[Start of Task inputs]
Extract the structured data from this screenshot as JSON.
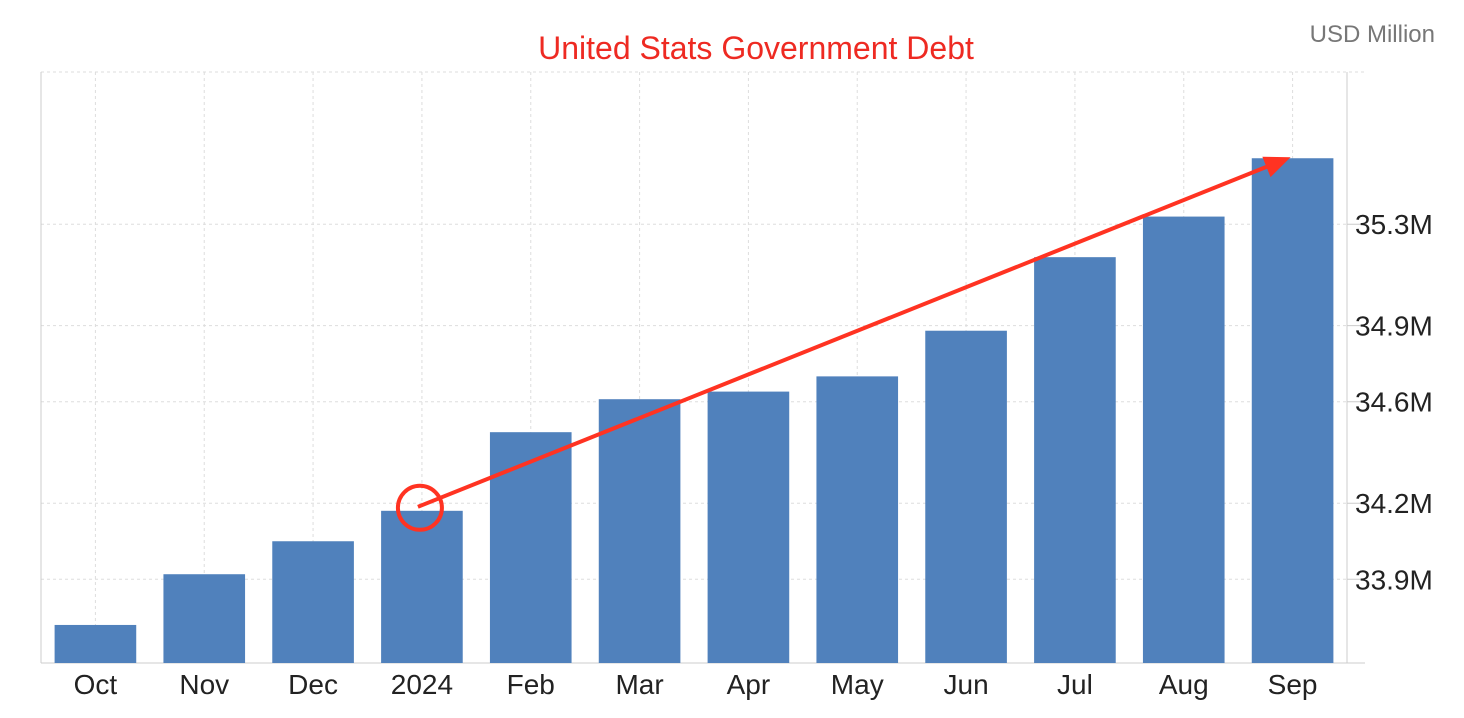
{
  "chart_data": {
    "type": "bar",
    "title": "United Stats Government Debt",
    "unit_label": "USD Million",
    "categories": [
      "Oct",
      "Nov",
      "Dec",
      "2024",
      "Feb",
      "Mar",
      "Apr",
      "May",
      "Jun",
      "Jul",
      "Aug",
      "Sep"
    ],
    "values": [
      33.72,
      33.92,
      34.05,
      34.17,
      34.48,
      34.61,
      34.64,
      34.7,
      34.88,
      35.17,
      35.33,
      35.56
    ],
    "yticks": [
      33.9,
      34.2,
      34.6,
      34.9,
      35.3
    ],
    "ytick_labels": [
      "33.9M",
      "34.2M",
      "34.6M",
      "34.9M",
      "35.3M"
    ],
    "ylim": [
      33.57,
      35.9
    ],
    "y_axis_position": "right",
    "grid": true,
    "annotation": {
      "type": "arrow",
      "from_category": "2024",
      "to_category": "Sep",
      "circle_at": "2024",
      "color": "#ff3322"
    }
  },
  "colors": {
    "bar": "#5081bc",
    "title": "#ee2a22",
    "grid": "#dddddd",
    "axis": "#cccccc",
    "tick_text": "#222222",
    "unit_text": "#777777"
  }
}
[End of Task inputs]
▶ **What you should do**:
Transcribe the whole listing exactly. Pictures stay out of your copy.

▶ **Worked solution**:
Extract the structured data from this screenshot as JSON.
{
  "chart_data": {
    "type": "bar",
    "title": "United Stats Government Debt",
    "unit_label": "USD Million",
    "categories": [
      "Oct",
      "Nov",
      "Dec",
      "2024",
      "Feb",
      "Mar",
      "Apr",
      "May",
      "Jun",
      "Jul",
      "Aug",
      "Sep"
    ],
    "values": [
      33.72,
      33.92,
      34.05,
      34.17,
      34.48,
      34.61,
      34.64,
      34.7,
      34.88,
      35.17,
      35.33,
      35.56
    ],
    "yticks": [
      33.9,
      34.2,
      34.6,
      34.9,
      35.3
    ],
    "ytick_labels": [
      "33.9M",
      "34.2M",
      "34.6M",
      "34.9M",
      "35.3M"
    ],
    "ylim": [
      33.57,
      35.9
    ],
    "y_axis_position": "right",
    "grid": true,
    "annotation": {
      "type": "arrow",
      "from_category": "2024",
      "to_category": "Sep",
      "circle_at": "2024",
      "color": "#ff3322"
    }
  },
  "colors": {
    "bar": "#5081bc",
    "title": "#ee2a22",
    "grid": "#dddddd",
    "axis": "#cccccc",
    "tick_text": "#222222",
    "unit_text": "#777777"
  }
}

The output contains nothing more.